**SHORT PROBLEM**
Copy each line containing the word "blue" from the records that follow, please.

**INPUT DATA**

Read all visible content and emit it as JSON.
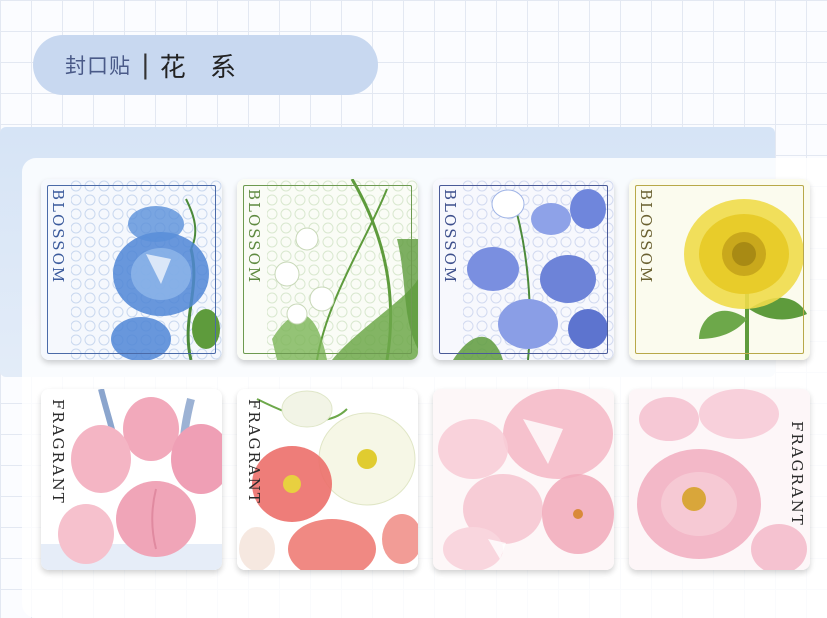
{
  "header": {
    "label": "封口贴",
    "separator": "|",
    "name": "花 系"
  },
  "row1": [
    {
      "text": "BLOSSOM",
      "flower": "blue-morning-glory"
    },
    {
      "text": "BLOSSOM",
      "flower": "lily-of-the-valley"
    },
    {
      "text": "BLOSSOM",
      "flower": "bellflower"
    },
    {
      "text": "BLOSSOM",
      "flower": "sunflower"
    }
  ],
  "row2": [
    {
      "text": "FRAGRANT",
      "flower": "pink-tulip"
    },
    {
      "text": "FRAGRANT",
      "flower": "red-poppy"
    },
    {
      "text": "",
      "flower": "cherry-blossom"
    },
    {
      "text": "FRAGRANT",
      "flower": "peony"
    }
  ],
  "colors": {
    "pill": "#c8d8f0",
    "blue": "#4f86d6",
    "green": "#5e9b3c",
    "periwinkle": "#7a8fe0",
    "yellow": "#e8cc2a",
    "pink": "#ef9fb5",
    "coral": "#ec6f6a"
  }
}
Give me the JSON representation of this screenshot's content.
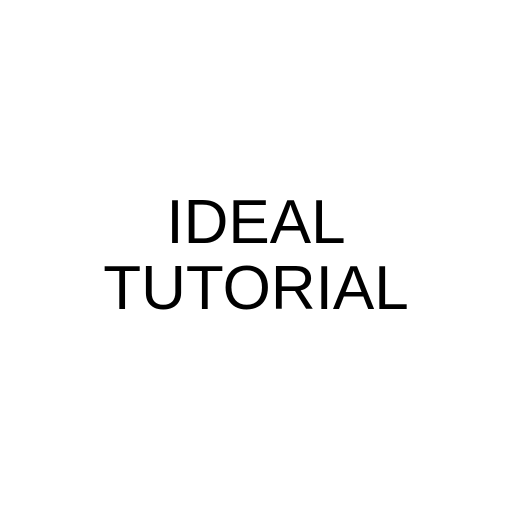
{
  "title": {
    "line1": "IDEAL",
    "line2": "TUTORIAL"
  },
  "colors": {
    "background": "#ffffff",
    "text": "#000000"
  }
}
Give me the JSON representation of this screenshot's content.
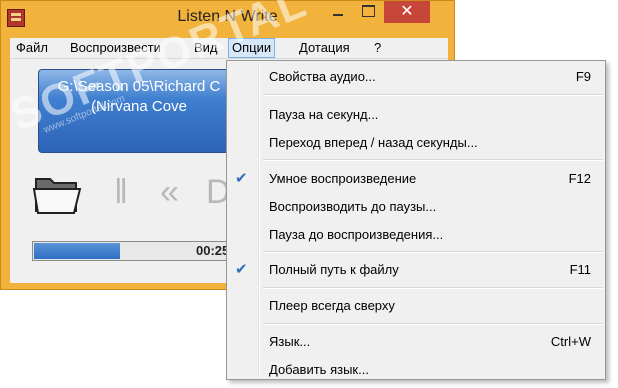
{
  "window": {
    "title": "Listen N Write",
    "close_glyph": "✕"
  },
  "menubar": {
    "items": [
      "Файл",
      "Воспроизвести",
      "Вид",
      "Опции",
      "Дотация",
      "?"
    ]
  },
  "display": {
    "line1": "G:\\Season 05\\Richard C",
    "line2": "(Nirvana Cove"
  },
  "watermark": {
    "text": "SOFTPORTAL",
    "sub": "www.softportal.com"
  },
  "player": {
    "time": "00:25",
    "progress_fraction": 0.44,
    "pause_glyph": "‖",
    "rewind_glyph": "«",
    "stop_glyph": "D"
  },
  "options_menu": {
    "items": [
      {
        "label": "Свойства аудио...",
        "shortcut": "F9",
        "checked": false
      },
      {
        "label": "Пауза на секунд...",
        "shortcut": "",
        "checked": false
      },
      {
        "label": "Переход вперед / назад секунды...",
        "shortcut": "",
        "checked": false
      },
      {
        "label": "Умное воспроизведение",
        "shortcut": "F12",
        "checked": true
      },
      {
        "label": "Воспроизводить до паузы...",
        "shortcut": "",
        "checked": false
      },
      {
        "label": "Пауза до воспроизведения...",
        "shortcut": "",
        "checked": false
      },
      {
        "label": "Полный путь к файлу",
        "shortcut": "F11",
        "checked": true
      },
      {
        "label": "Плеер всегда сверху",
        "shortcut": "",
        "checked": false
      },
      {
        "label": "Язык...",
        "shortcut": "Ctrl+W",
        "checked": false
      },
      {
        "label": "Добавить язык...",
        "shortcut": "",
        "checked": false
      }
    ],
    "check_glyph": "✔"
  }
}
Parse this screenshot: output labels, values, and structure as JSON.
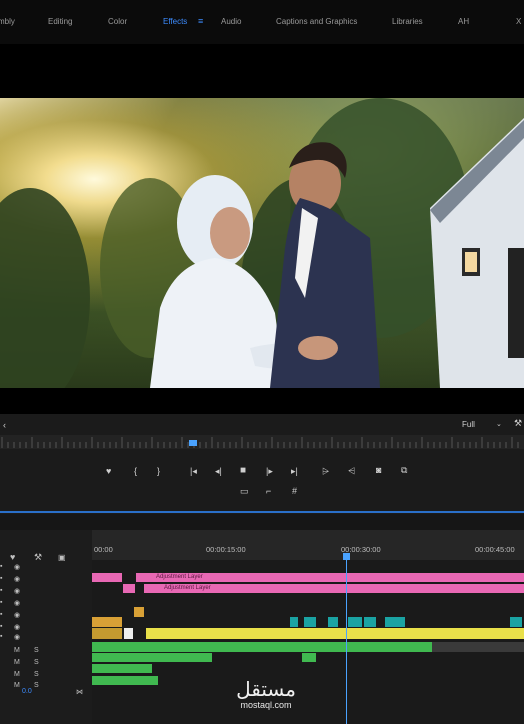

**SOLUTION TO THE PROBLEM**
      "flower": "blue-morning-glory"
    "blue": "#4f86d6",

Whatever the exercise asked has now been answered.